What you need to do:
Set down the material below word for word, excluding the pictures.

----

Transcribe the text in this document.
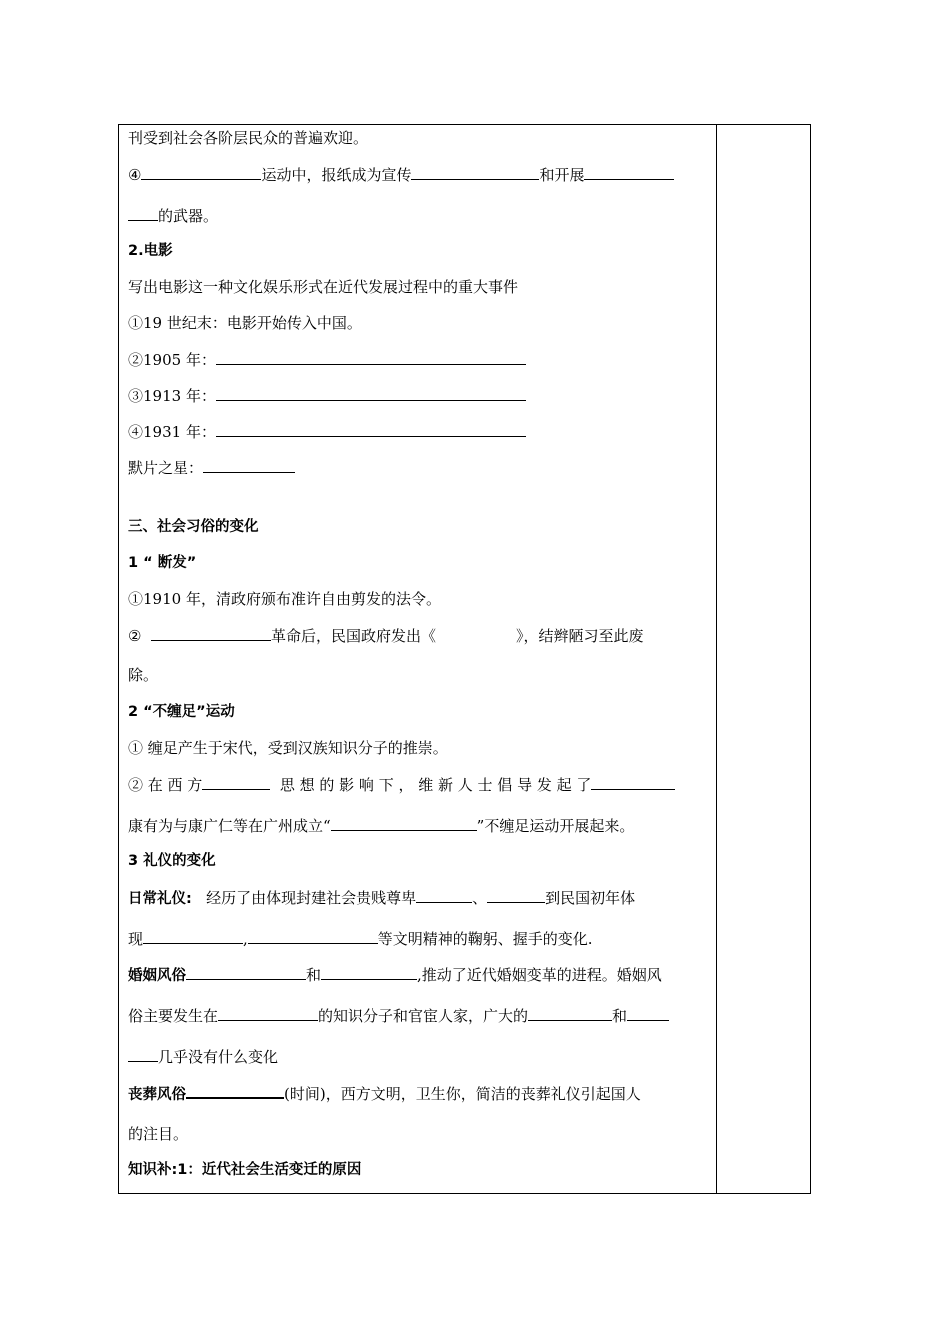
刊受到社会各阶层民众的普遍欢迎。
④	运动中，报纸成为宣传	和开展
的武器。
2.电影
写出电影这一种文化娱乐形式在近代发展过程中的重大事件
①19 世纪末：电影开始传入中国。
②1905 年：
③1913 年：
④1931 年：
默片之星：
三、社会习俗的变化
1 “ 断发”
①1910 年，清政府颁布准许自由剪发的法令。
②	革命后，民国政府发出《	》，结辫陋习至此废
除。
2 “不缠足”运动
① 缠足产生于宋代，受到汉族知识分子的推崇。
② 在 西 方	思 想 的 影 响 下 ， 维 新 人 士 倡 导 发 起 了
康有为与康广仁等在广州成立“	”不缠足运动开展起来。
3 礼仪的变化
日常礼仪: 经历了由体现封建社会贵贱尊卑	、	到民国初年体
现	,	等文明精神的鞠躬、握手的变化.
婚姻风俗	和	,推动了近代婚姻变革的进程。婚姻风
俗主要发生在	的知识分子和官宦人家，广大的	和
几乎没有什么变化
丧葬风俗	(时间)，西方文明，卫生你，简洁的丧葬礼仪引起国人
的注目。
知识补:1：近代社会生活变迁的原因
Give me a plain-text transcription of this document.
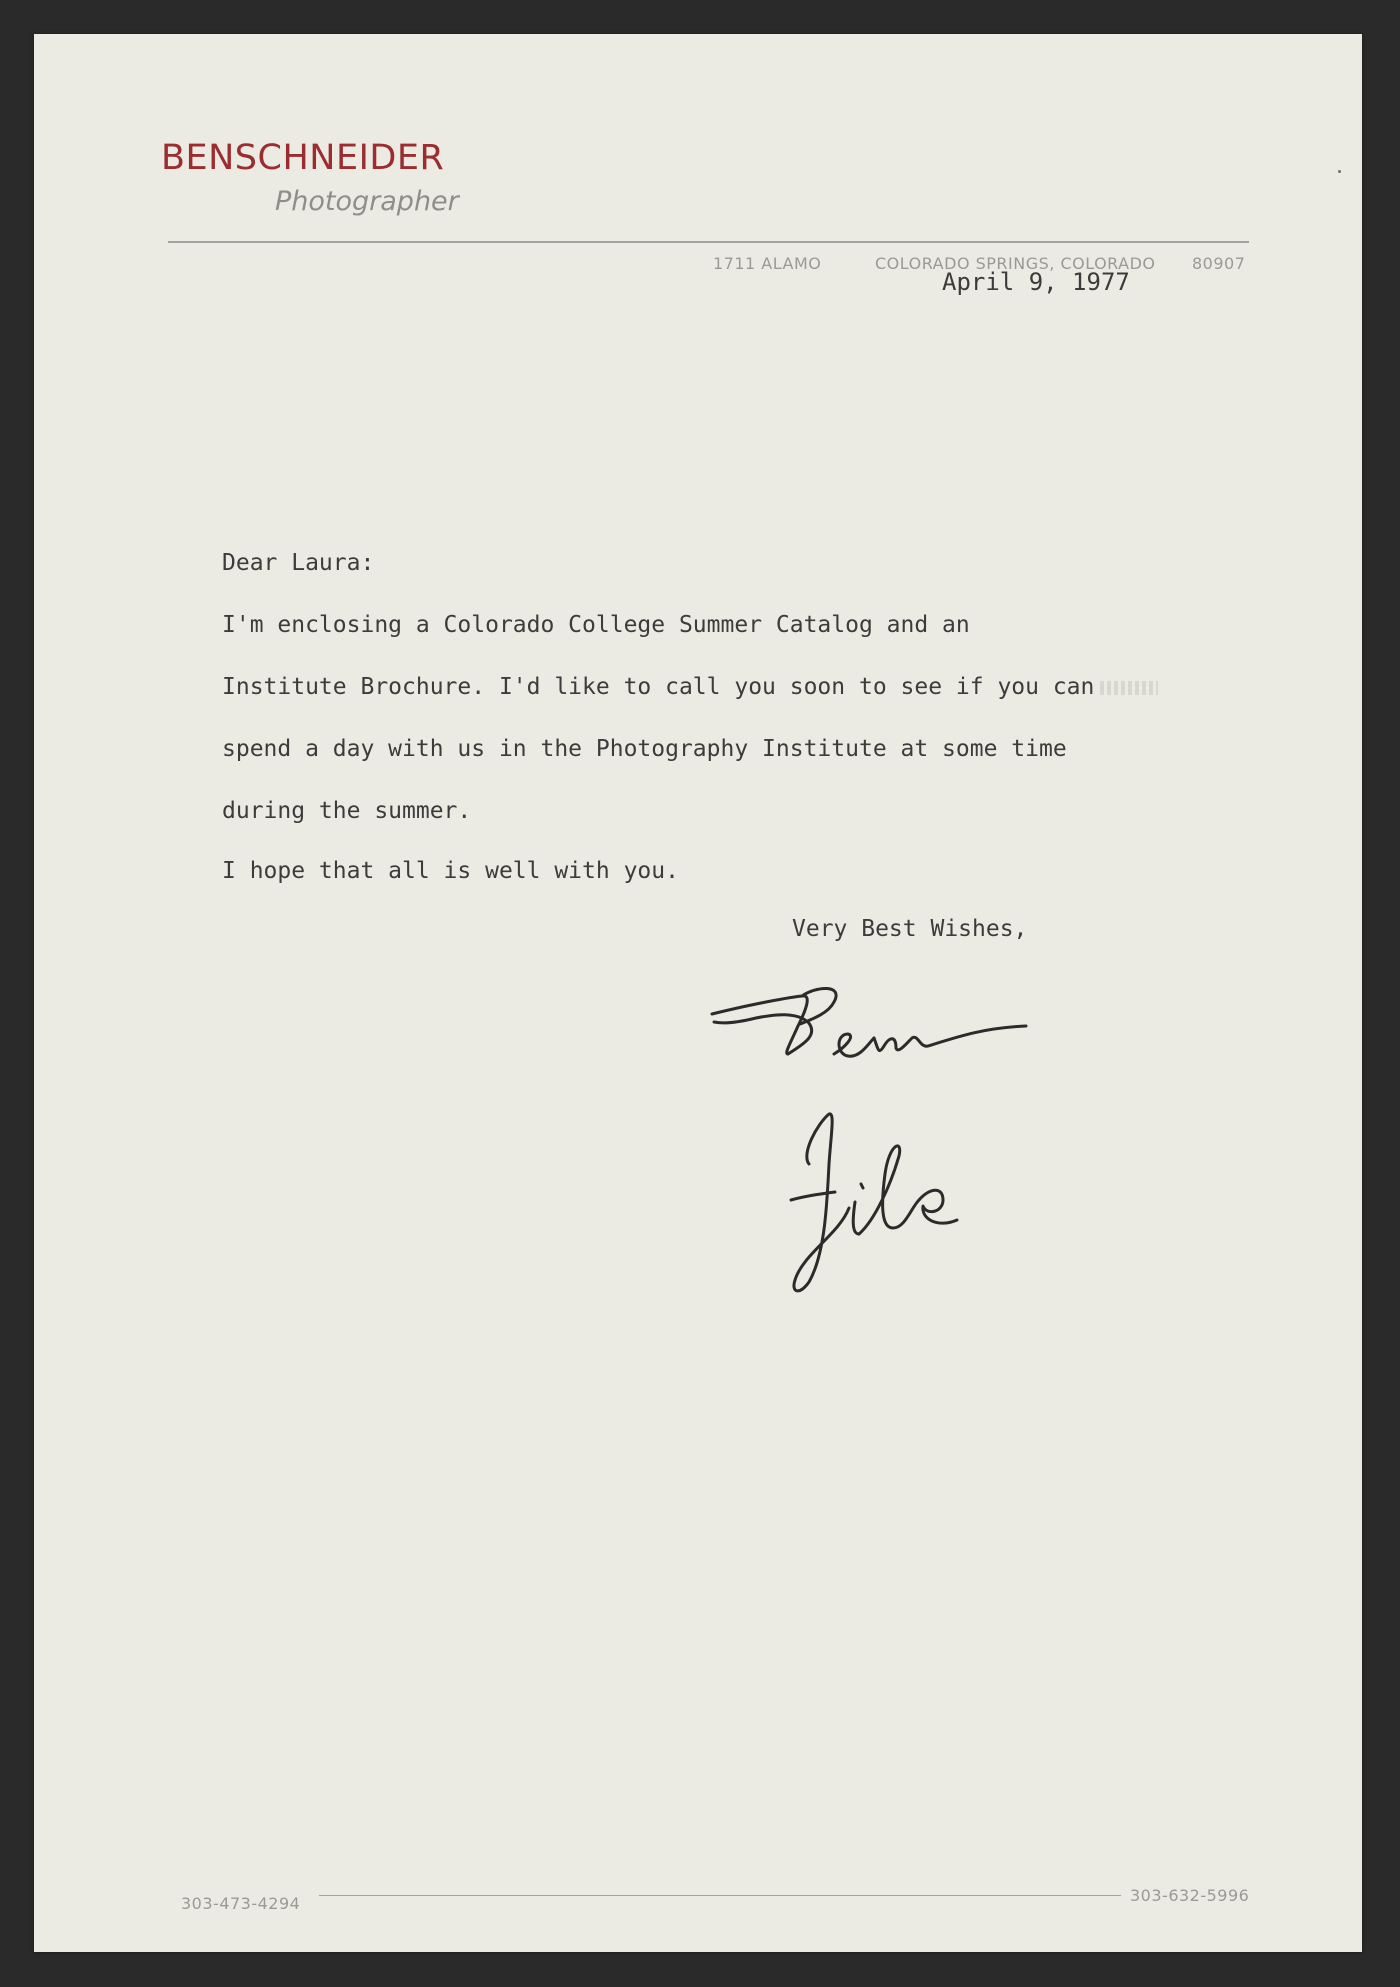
BENSCHNEIDER
Photographer
1711 ALAMO	COLORADO SPRINGS, COLORADO 80907
April 9, 1977
Dear Laura:
I'm enclosing a Colorado College Summer Catalog and an
Institute Brochure. I'd like to call you soon to see if you can
spend a day with us in the Photography Institute at some time
during the summer.
I hope that all is well with you.
Very Best Wishes,
303-473-4294	303-632-5996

----

In response:
Transcribe the text in this document.
刊受到社会各阶层民众的普遍欢迎。
④	运动中，报纸成为宣传	和开展
的武器。
2.电影
写出电影这一种文化娱乐形式在近代发展过程中的重大事件
①19 世纪末：电影开始传入中国。
②1905 年：
③1913 年：
④1931 年：
默片之星：
三、社会习俗的变化
1 “ 断发”
①1910 年，清政府颁布准许自由剪发的法令。
②	革命后，民国政府发出《	》，结辫陋习至此废
除。
2 “不缠足”运动
① 缠足产生于宋代，受到汉族知识分子的推崇。
② 在 西 方	思 想 的 影 响 下 ， 维 新 人 士 倡 导 发 起 了
康有为与康广仁等在广州成立“	”不缠足运动开展起来。
3 礼仪的变化
日常礼仪: 经历了由体现封建社会贵贱尊卑	、	到民国初年体
现	,	等文明精神的鞠躬、握手的变化.
婚姻风俗	和	,推动了近代婚姻变革的进程。婚姻风
俗主要发生在	的知识分子和官宦人家，广大的	和
几乎没有什么变化
丧葬风俗	(时间)，西方文明，卫生你，简洁的丧葬礼仪引起国人
的注目。
知识补:1：近代社会生活变迁的原因
Give me a plain-text transcription of this document.
BENSCHNEIDER
Photographer
1711 ALAMO	COLORADO SPRINGS, COLORADO 80907
April 9, 1977
Dear Laura:
I'm enclosing a Colorado College Summer Catalog and an
Institute Brochure. I'd like to call you soon to see if you can
spend a day with us in the Photography Institute at some time
during the summer.
I hope that all is well with you.
Very Best Wishes,
303-473-4294	303-632-5996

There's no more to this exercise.